▶ _YOUR INSTRUCTIONS_: Reproduce the listing below exactly. Pictures do not belong in the copy.

▶ _SOURCE RECORDS_:
--

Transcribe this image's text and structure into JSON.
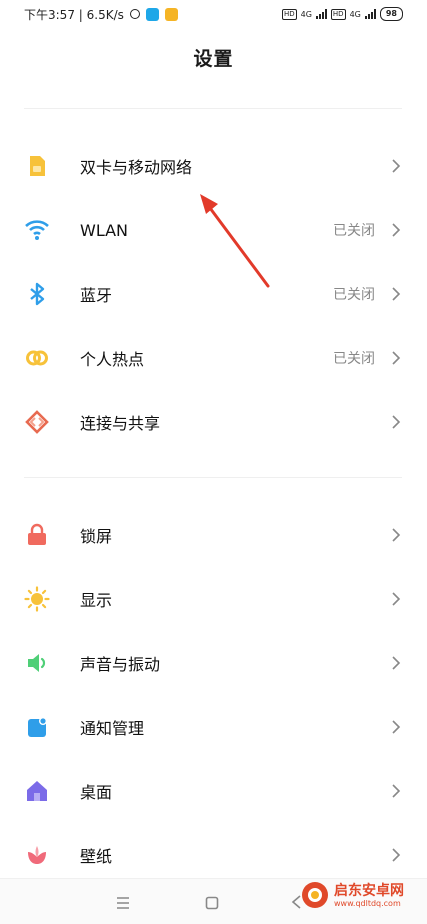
{
  "status_bar": {
    "time_speed": "下午3:57 | 6.5K/s",
    "hd1": "HD",
    "sig1": "4G",
    "hd2": "HD",
    "sig2": "4G",
    "battery": "98"
  },
  "title": "设置",
  "settings": [
    {
      "id": "dual-sim",
      "label": "双卡与移动网络",
      "value": "",
      "icon": "sim-card-icon",
      "color": "#f7c23a"
    },
    {
      "id": "wlan",
      "label": "WLAN",
      "value": "已关闭",
      "icon": "wifi-icon",
      "color": "#2f9ee9"
    },
    {
      "id": "bluetooth",
      "label": "蓝牙",
      "value": "已关闭",
      "icon": "bluetooth-icon",
      "color": "#2f9ee9"
    },
    {
      "id": "hotspot",
      "label": "个人热点",
      "value": "已关闭",
      "icon": "hotspot-icon",
      "color": "#f7c23a"
    },
    {
      "id": "connection-sharing",
      "label": "连接与共享",
      "value": "",
      "icon": "connection-share-icon",
      "color": "#e86a50"
    },
    {
      "id": "lock-screen",
      "label": "锁屏",
      "value": "",
      "icon": "lock-icon",
      "color": "#f06a5e"
    },
    {
      "id": "display",
      "label": "显示",
      "value": "",
      "icon": "sun-icon",
      "color": "#f7c23a"
    },
    {
      "id": "sound",
      "label": "声音与振动",
      "value": "",
      "icon": "speaker-icon",
      "color": "#4fcf77"
    },
    {
      "id": "notifications",
      "label": "通知管理",
      "value": "",
      "icon": "notification-icon",
      "color": "#2f9ee9"
    },
    {
      "id": "home-screen",
      "label": "桌面",
      "value": "",
      "icon": "home-icon",
      "color": "#7b6be8"
    },
    {
      "id": "wallpaper",
      "label": "壁纸",
      "value": "",
      "icon": "flower-icon",
      "color": "#f06a7a"
    }
  ],
  "watermark": {
    "text": "启东安卓网",
    "url": "www.qdltdq.com"
  }
}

--

▶ _FINISHED ANSWER_:
Transcribe this image's text and structure into JSON.
{
  "status_bar": {
    "time_speed": "下午3:57 | 6.5K/s",
    "hd1": "HD",
    "sig1": "4G",
    "hd2": "HD",
    "sig2": "4G",
    "battery": "98"
  },
  "title": "设置",
  "settings": [
    {
      "id": "dual-sim",
      "label": "双卡与移动网络",
      "value": "",
      "icon": "sim-card-icon",
      "color": "#f7c23a"
    },
    {
      "id": "wlan",
      "label": "WLAN",
      "value": "已关闭",
      "icon": "wifi-icon",
      "color": "#2f9ee9"
    },
    {
      "id": "bluetooth",
      "label": "蓝牙",
      "value": "已关闭",
      "icon": "bluetooth-icon",
      "color": "#2f9ee9"
    },
    {
      "id": "hotspot",
      "label": "个人热点",
      "value": "已关闭",
      "icon": "hotspot-icon",
      "color": "#f7c23a"
    },
    {
      "id": "connection-sharing",
      "label": "连接与共享",
      "value": "",
      "icon": "connection-share-icon",
      "color": "#e86a50"
    },
    {
      "id": "lock-screen",
      "label": "锁屏",
      "value": "",
      "icon": "lock-icon",
      "color": "#f06a5e"
    },
    {
      "id": "display",
      "label": "显示",
      "value": "",
      "icon": "sun-icon",
      "color": "#f7c23a"
    },
    {
      "id": "sound",
      "label": "声音与振动",
      "value": "",
      "icon": "speaker-icon",
      "color": "#4fcf77"
    },
    {
      "id": "notifications",
      "label": "通知管理",
      "value": "",
      "icon": "notification-icon",
      "color": "#2f9ee9"
    },
    {
      "id": "home-screen",
      "label": "桌面",
      "value": "",
      "icon": "home-icon",
      "color": "#7b6be8"
    },
    {
      "id": "wallpaper",
      "label": "壁纸",
      "value": "",
      "icon": "flower-icon",
      "color": "#f06a7a"
    }
  ],
  "watermark": {
    "text": "启东安卓网",
    "url": "www.qdltdq.com"
  }
}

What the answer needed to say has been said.